▶ YOUR GOAL
In the following material, identify every line holding the string "plain" and return it.

▶ MATERIAL TO PROCESS
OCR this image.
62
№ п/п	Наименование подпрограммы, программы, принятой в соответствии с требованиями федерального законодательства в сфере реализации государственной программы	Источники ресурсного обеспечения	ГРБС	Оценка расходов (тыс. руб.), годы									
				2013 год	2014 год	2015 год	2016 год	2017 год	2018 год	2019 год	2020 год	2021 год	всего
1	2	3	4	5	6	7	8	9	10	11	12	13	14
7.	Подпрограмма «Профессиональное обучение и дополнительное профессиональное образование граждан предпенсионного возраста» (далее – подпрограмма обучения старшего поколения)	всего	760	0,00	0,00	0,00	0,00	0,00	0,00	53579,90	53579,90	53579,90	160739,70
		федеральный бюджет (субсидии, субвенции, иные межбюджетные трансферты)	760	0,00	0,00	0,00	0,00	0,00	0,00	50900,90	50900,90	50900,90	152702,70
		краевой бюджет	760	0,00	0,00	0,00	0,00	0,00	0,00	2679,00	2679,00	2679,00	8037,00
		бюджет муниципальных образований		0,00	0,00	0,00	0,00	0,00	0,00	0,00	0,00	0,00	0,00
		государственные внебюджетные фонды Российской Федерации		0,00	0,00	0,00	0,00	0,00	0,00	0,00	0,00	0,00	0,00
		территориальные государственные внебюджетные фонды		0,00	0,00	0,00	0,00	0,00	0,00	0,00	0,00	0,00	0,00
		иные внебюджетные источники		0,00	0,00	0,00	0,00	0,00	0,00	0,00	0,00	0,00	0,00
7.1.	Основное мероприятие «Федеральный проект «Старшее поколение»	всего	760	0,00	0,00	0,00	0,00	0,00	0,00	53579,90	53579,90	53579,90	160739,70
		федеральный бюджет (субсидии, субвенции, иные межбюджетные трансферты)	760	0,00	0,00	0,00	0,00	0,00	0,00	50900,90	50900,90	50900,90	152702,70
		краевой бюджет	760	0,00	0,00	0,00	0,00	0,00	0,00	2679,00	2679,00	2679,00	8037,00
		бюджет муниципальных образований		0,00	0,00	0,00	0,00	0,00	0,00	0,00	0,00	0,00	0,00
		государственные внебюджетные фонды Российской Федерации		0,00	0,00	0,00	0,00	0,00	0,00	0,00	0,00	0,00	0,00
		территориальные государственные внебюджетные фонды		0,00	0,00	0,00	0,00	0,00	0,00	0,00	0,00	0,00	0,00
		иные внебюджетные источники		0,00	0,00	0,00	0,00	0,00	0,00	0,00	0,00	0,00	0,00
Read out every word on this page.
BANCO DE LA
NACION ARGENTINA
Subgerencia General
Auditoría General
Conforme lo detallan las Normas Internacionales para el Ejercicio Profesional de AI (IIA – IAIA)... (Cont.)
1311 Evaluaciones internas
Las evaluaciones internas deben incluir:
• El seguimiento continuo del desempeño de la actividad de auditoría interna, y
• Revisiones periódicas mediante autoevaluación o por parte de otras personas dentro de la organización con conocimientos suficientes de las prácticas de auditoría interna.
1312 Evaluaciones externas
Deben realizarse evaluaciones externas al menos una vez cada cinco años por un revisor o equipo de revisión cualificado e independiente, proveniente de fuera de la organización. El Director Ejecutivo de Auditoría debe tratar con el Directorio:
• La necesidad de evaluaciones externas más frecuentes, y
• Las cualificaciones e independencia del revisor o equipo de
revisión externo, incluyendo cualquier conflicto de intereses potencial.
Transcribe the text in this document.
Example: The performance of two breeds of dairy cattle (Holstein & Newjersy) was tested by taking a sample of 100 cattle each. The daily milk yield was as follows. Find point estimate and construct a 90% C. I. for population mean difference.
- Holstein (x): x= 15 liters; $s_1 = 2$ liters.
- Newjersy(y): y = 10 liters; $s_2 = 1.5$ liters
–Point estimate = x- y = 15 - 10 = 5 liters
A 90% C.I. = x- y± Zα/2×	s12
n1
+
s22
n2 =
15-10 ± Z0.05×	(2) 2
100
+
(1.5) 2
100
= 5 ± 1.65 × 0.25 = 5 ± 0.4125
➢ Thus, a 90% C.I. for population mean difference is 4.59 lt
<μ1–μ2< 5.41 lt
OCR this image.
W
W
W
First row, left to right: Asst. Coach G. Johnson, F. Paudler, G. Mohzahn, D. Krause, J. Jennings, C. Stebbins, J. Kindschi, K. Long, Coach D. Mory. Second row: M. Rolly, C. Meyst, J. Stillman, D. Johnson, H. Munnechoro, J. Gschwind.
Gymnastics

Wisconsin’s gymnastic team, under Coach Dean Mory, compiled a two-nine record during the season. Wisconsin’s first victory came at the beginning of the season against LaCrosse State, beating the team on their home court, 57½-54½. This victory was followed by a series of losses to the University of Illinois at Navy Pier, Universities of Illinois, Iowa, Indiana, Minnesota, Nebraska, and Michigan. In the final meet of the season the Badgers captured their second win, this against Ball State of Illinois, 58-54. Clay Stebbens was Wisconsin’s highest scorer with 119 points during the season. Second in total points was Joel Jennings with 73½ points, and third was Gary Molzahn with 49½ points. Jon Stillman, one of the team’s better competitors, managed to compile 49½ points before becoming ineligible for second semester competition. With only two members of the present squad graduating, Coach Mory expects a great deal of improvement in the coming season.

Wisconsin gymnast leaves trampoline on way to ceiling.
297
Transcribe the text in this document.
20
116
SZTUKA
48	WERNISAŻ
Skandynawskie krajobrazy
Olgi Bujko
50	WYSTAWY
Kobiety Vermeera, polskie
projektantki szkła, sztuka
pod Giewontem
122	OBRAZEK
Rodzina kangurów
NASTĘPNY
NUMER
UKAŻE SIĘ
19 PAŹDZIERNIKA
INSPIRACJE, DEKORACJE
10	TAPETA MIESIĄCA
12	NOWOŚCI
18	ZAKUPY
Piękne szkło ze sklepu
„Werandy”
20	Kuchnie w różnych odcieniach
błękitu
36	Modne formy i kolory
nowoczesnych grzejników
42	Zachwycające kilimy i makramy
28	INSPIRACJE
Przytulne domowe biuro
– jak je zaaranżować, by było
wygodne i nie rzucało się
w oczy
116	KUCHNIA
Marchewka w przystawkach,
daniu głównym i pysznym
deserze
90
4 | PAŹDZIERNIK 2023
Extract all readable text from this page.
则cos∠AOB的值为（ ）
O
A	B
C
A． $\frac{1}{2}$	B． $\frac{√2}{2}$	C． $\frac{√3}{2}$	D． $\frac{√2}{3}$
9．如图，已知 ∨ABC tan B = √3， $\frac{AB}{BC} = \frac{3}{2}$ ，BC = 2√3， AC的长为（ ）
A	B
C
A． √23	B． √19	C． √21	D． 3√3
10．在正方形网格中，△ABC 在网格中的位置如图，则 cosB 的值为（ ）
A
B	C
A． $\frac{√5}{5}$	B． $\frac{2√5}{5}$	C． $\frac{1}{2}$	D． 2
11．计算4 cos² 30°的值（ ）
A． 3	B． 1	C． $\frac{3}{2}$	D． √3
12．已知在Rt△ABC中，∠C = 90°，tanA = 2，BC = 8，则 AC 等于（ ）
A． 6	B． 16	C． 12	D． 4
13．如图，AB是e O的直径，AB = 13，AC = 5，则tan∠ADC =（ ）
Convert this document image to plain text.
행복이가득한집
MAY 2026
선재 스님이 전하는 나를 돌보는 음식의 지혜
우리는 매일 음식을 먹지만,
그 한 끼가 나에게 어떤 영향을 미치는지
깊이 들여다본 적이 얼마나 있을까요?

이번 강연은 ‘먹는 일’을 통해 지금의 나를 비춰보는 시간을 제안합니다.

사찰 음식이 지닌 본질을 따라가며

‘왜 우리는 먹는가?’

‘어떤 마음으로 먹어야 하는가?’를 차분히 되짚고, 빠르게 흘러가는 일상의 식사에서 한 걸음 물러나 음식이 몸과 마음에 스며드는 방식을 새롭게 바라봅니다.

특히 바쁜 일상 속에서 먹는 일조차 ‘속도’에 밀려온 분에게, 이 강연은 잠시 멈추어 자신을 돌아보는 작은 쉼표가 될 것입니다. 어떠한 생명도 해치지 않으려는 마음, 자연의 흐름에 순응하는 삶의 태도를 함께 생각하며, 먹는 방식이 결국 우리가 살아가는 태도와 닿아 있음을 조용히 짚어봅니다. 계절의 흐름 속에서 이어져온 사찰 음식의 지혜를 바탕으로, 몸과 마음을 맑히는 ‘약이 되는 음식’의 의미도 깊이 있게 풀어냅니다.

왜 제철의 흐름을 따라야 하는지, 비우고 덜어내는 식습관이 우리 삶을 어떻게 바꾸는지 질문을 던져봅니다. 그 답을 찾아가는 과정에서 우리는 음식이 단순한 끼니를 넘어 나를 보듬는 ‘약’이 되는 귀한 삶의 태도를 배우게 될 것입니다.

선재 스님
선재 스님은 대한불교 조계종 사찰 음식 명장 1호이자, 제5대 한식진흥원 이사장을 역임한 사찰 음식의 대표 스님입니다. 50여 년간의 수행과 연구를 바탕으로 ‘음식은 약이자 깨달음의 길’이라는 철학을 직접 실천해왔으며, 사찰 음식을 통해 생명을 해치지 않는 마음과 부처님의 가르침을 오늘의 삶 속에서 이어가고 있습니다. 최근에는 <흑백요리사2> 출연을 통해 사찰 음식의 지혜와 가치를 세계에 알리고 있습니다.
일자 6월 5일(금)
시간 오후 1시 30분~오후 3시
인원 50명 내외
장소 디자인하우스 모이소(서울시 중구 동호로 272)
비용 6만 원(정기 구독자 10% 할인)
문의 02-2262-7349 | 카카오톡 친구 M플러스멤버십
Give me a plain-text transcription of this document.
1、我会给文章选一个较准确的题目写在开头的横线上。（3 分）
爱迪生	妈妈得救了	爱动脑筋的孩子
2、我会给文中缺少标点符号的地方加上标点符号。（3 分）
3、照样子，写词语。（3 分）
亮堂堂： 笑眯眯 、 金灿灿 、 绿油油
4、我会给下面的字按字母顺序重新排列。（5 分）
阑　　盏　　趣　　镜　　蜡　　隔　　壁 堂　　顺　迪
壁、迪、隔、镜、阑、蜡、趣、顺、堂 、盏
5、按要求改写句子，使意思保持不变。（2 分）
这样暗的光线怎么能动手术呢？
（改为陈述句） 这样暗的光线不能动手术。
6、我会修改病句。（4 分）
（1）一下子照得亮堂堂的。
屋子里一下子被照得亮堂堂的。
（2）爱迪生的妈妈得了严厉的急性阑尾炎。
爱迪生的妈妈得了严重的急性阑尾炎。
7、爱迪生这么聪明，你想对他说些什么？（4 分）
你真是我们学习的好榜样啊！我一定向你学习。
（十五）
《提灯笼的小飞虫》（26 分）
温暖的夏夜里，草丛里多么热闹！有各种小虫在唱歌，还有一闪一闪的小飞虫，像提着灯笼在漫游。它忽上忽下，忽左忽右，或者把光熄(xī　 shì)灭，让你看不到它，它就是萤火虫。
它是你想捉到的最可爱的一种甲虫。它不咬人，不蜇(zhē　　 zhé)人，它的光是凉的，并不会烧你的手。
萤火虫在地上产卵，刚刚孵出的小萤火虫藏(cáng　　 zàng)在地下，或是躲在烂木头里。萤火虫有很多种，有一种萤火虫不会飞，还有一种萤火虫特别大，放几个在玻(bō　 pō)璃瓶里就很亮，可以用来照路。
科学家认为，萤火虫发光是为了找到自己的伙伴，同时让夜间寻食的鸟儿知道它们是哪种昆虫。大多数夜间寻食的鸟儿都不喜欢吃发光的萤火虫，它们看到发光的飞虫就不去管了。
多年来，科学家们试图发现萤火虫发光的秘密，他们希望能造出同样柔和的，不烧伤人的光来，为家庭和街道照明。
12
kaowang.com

▶ COMPLETE ANSWER
Convert this document image to plain text.
Give me a plain-text transcription of this document.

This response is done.